DIRECTIONS FOR THIS TASK:
Pick out the lines in the listing below that contain the word "Total" and copy them.
>> start INFORMATION SUPPLIED
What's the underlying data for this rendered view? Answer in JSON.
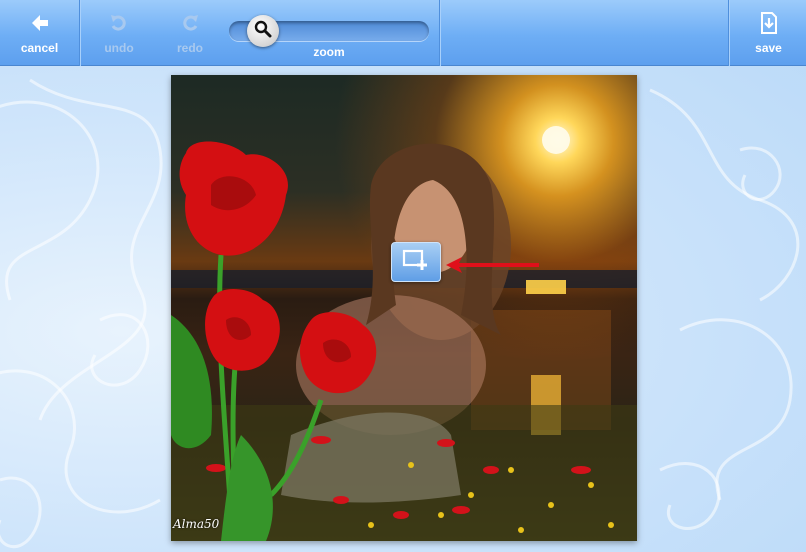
{
  "toolbar": {
    "cancel_label": "cancel",
    "undo_label": "undo",
    "redo_label": "redo",
    "zoom_label": "zoom",
    "save_label": "save",
    "zoom_level_fraction": 0.0,
    "undo_enabled": false,
    "redo_enabled": false
  },
  "photo": {
    "watermark": "Alma50"
  },
  "icons": {
    "cancel": "arrow-left-icon",
    "undo": "undo-icon",
    "redo": "redo-icon",
    "zoom": "magnifier-icon",
    "save": "save-download-icon",
    "crop": "crop-add-icon",
    "pointer": "red-arrow-icon"
  },
  "colors": {
    "toolbar": "#6eaef5",
    "toolbar_text": "#ffffff",
    "disabled_text": "#a8c9ef",
    "arrow": "#e0101a"
  }
}
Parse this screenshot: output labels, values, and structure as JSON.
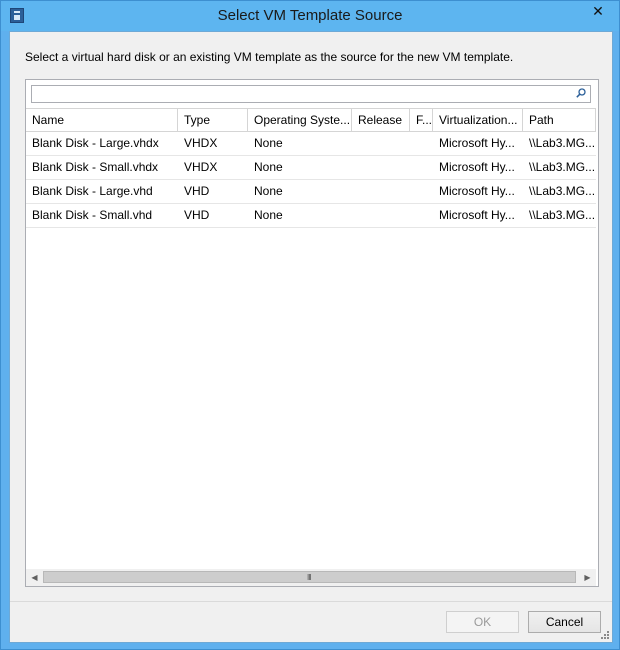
{
  "window": {
    "title": "Select VM Template Source",
    "close_glyph": "✕"
  },
  "instruction": "Select a virtual hard disk or an existing VM template as the source for the new VM template.",
  "search": {
    "value": "",
    "placeholder": ""
  },
  "table": {
    "columns": [
      "Name",
      "Type",
      "Operating Syste...",
      "Release",
      "F...",
      "Virtualization...",
      "Path"
    ],
    "rows": [
      [
        "Blank Disk - Large.vhdx",
        "VHDX",
        "None",
        "",
        "",
        "Microsoft Hy...",
        "\\\\Lab3.MG..."
      ],
      [
        "Blank Disk - Small.vhdx",
        "VHDX",
        "None",
        "",
        "",
        "Microsoft Hy...",
        "\\\\Lab3.MG..."
      ],
      [
        "Blank Disk - Large.vhd",
        "VHD",
        "None",
        "",
        "",
        "Microsoft Hy...",
        "\\\\Lab3.MG..."
      ],
      [
        "Blank Disk - Small.vhd",
        "VHD",
        "None",
        "",
        "",
        "Microsoft Hy...",
        "\\\\Lab3.MG..."
      ]
    ]
  },
  "scrollbar": {
    "left_glyph": "◀",
    "right_glyph": "▶",
    "grip_glyph": "III"
  },
  "buttons": {
    "ok": "OK",
    "cancel": "Cancel"
  },
  "icons": [
    "app-icon",
    "close-icon",
    "search-icon",
    "scroll-left-icon",
    "scroll-right-icon",
    "resize-grip-icon"
  ]
}
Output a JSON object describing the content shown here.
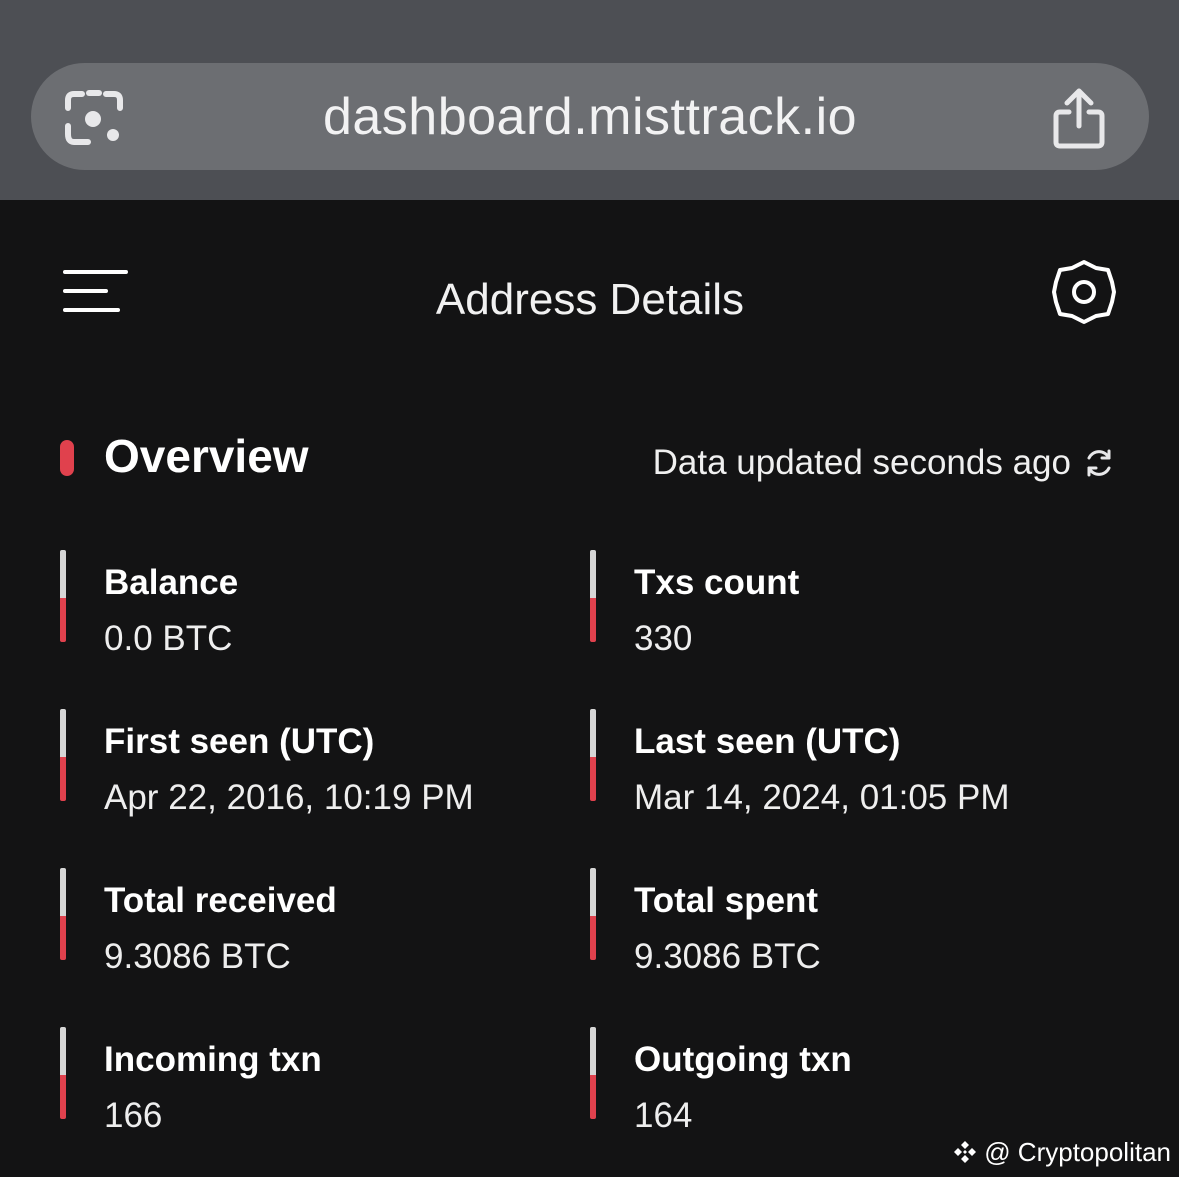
{
  "browser": {
    "url": "dashboard.misttrack.io",
    "lens_icon": "google-lens-icon",
    "share_icon": "share-icon"
  },
  "header": {
    "title": "Address Details",
    "menu_icon": "menu-icon",
    "settings_icon": "gear-icon"
  },
  "overview": {
    "title": "Overview",
    "updated_text": "Data updated seconds ago",
    "refresh_icon": "refresh-icon",
    "stats": [
      {
        "label": "Balance",
        "value": "0.0 BTC"
      },
      {
        "label": "Txs count",
        "value": "330"
      },
      {
        "label": "First seen (UTC)",
        "value": "Apr 22, 2016, 10:19 PM"
      },
      {
        "label": "Last seen (UTC)",
        "value": "Mar 14, 2024, 01:05 PM"
      },
      {
        "label": "Total received",
        "value": "9.3086 BTC"
      },
      {
        "label": "Total spent",
        "value": "9.3086 BTC"
      },
      {
        "label": "Incoming txn",
        "value": "166"
      },
      {
        "label": "Outgoing txn",
        "value": "164"
      }
    ]
  },
  "watermark": {
    "text": "@ Cryptopolitan",
    "logo_icon": "binance-logo-icon"
  },
  "colors": {
    "accent_red": "#e0414d",
    "background": "#131314",
    "browser_bar": "#4d4f54",
    "url_pill": "#6c6e72"
  }
}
>> end INFORMATION SUPPLIED
RESPONSE TO THIS TASK:
        "label": "Total received",
        "label": "Total spent",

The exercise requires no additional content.